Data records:
════

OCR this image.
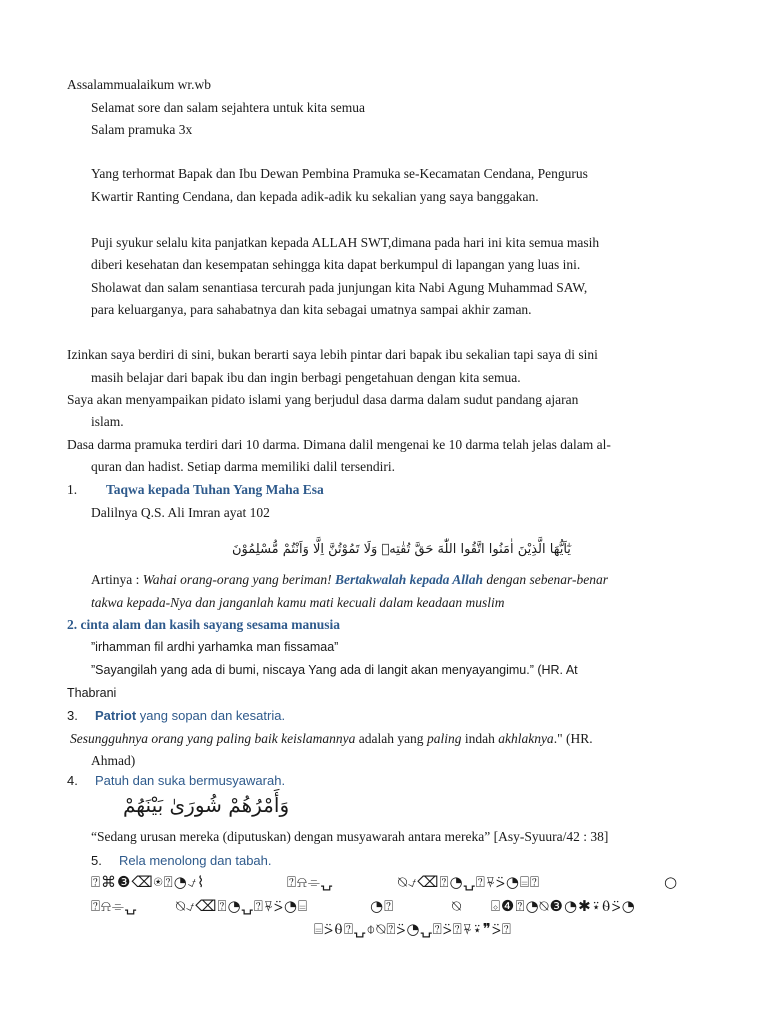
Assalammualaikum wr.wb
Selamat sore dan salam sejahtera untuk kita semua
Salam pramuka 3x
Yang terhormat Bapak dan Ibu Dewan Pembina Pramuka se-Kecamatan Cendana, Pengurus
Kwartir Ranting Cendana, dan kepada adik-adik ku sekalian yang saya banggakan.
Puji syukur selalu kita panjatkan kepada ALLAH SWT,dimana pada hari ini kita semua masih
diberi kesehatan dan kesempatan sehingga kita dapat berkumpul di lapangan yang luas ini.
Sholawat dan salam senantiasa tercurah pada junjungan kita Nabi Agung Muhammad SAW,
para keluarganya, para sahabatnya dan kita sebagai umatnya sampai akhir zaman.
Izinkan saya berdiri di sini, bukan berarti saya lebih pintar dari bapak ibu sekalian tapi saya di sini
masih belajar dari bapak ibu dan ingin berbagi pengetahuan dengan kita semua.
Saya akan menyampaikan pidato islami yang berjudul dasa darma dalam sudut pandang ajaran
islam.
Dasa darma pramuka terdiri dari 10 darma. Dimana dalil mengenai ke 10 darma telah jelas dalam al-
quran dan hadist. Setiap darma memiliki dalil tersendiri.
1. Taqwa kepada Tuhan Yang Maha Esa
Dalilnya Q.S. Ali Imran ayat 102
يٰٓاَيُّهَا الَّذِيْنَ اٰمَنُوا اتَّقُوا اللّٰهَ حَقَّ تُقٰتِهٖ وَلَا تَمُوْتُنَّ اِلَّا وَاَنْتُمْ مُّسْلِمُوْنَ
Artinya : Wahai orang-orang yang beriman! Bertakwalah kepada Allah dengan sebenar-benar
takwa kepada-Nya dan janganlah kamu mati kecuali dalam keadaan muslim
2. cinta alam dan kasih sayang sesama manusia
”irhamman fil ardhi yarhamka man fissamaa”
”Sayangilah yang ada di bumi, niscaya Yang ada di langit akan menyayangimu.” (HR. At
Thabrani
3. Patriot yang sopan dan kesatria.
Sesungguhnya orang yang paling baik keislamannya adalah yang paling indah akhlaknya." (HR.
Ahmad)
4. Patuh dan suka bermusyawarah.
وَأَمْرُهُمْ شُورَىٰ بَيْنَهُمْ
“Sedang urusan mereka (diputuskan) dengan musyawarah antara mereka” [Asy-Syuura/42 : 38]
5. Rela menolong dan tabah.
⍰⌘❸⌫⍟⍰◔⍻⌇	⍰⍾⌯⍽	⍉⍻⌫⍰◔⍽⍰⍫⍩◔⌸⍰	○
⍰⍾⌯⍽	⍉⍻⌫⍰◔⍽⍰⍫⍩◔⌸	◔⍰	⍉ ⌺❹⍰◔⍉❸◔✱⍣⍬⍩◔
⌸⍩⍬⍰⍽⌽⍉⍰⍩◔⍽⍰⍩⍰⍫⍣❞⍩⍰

════

EXERCISE PROMPT: Wherever "kita" shows up in a line, copy that line.

EXERCISE RESULT:
Selamat sore dan salam sejahtera untuk kita semua
Puji syukur selalu kita panjatkan kepada ALLAH SWT,dimana pada hari ini kita semua masih
diberi kesehatan dan kesempatan sehingga kita dapat berkumpul di lapangan yang luas ini.
Sholawat dan salam senantiasa tercurah pada junjungan kita Nabi Agung Muhammad SAW,
para keluarganya, para sahabatnya dan kita sebagai umatnya sampai akhir zaman.
masih belajar dari bapak ibu dan ingin berbagi pengetahuan dengan kita semua.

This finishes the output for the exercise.